• Dataset excerpts:
○ ○ ○

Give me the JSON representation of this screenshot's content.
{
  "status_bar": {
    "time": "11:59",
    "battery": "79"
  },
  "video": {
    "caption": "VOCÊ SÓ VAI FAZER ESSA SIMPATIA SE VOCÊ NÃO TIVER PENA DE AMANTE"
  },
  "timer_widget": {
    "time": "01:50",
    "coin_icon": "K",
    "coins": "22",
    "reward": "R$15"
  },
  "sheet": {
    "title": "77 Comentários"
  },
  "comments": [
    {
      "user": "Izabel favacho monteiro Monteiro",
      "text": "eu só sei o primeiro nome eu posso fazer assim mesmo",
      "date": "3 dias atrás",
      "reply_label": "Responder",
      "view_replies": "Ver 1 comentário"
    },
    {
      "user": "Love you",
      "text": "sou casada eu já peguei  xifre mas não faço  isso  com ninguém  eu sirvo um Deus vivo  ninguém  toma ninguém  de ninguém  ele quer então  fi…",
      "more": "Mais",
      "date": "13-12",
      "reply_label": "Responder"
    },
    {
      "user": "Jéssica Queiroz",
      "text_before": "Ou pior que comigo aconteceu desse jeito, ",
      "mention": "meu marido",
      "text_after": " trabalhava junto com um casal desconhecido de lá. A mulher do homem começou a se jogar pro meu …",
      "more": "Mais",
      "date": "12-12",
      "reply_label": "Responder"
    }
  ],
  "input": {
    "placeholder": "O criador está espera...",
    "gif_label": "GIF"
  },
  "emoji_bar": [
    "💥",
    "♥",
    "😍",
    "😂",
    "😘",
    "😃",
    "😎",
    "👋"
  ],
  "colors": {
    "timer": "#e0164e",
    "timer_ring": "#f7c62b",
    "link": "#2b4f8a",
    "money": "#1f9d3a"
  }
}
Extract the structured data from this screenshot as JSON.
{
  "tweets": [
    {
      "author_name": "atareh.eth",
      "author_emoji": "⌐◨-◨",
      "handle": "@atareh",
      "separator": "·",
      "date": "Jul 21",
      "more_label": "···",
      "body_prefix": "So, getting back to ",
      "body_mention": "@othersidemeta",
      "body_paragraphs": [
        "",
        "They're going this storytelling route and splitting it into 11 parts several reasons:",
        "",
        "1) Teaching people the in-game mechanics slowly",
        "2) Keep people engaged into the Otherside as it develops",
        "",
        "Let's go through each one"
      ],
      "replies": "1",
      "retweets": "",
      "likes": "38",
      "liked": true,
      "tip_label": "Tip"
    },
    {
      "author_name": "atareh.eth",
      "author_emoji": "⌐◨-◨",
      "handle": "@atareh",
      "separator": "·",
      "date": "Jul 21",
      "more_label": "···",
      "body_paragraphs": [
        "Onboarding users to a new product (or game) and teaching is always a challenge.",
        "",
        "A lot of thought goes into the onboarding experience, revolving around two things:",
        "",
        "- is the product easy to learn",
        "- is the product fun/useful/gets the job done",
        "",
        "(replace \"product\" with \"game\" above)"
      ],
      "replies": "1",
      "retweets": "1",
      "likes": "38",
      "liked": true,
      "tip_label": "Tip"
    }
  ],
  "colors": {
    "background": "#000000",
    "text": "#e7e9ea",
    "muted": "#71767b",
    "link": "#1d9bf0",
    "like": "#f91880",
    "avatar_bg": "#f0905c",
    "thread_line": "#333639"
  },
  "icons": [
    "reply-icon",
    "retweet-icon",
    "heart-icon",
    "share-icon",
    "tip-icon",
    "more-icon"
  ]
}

○ ○ ○

• Problem statement:
Tally the lines in these entries that have the string "into" in them, then answer with the count and nothing else.

• Task answer:
3